For the records that follow, return only the count of lines containing the string "more".

▶ [Extracted records]:
=======

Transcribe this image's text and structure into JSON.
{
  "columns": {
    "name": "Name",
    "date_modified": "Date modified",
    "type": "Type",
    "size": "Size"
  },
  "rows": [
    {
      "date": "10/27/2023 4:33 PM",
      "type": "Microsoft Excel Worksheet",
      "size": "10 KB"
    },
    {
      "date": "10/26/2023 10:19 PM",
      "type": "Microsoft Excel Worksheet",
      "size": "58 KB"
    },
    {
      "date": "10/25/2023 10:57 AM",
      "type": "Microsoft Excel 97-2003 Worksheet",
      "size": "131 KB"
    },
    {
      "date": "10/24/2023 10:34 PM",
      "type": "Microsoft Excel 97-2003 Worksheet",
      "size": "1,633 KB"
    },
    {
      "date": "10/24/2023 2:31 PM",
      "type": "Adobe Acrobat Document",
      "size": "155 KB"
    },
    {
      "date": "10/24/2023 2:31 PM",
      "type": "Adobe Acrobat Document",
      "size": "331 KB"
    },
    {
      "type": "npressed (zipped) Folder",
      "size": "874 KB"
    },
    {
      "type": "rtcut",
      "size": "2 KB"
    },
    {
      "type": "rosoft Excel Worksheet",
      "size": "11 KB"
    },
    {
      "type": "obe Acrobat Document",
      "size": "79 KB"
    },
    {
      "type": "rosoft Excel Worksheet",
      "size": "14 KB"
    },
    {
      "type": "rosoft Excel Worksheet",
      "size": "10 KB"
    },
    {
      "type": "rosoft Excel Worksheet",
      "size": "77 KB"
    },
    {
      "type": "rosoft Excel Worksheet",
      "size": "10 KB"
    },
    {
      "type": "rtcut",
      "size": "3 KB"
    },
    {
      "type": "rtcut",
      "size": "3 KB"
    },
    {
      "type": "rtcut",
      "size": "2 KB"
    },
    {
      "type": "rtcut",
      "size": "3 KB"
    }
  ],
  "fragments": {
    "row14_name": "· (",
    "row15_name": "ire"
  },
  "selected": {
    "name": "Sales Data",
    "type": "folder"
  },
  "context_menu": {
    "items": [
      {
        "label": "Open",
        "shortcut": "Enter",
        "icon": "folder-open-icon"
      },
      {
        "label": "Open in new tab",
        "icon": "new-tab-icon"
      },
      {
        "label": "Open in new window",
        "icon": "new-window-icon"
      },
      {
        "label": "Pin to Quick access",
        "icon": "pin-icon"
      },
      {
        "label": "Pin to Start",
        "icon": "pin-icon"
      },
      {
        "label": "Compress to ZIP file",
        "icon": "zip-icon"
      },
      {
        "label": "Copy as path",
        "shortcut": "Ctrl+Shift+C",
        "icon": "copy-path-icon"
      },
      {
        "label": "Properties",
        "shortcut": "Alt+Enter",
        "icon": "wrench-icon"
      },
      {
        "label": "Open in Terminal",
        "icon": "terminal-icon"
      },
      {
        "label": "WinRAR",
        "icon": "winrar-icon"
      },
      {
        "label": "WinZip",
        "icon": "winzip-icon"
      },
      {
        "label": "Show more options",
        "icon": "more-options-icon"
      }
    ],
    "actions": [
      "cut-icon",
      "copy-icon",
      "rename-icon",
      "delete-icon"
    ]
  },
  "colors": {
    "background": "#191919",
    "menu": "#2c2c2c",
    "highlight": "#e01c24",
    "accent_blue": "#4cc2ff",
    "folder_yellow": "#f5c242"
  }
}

=======

▶ [Solution for this exercise]: 2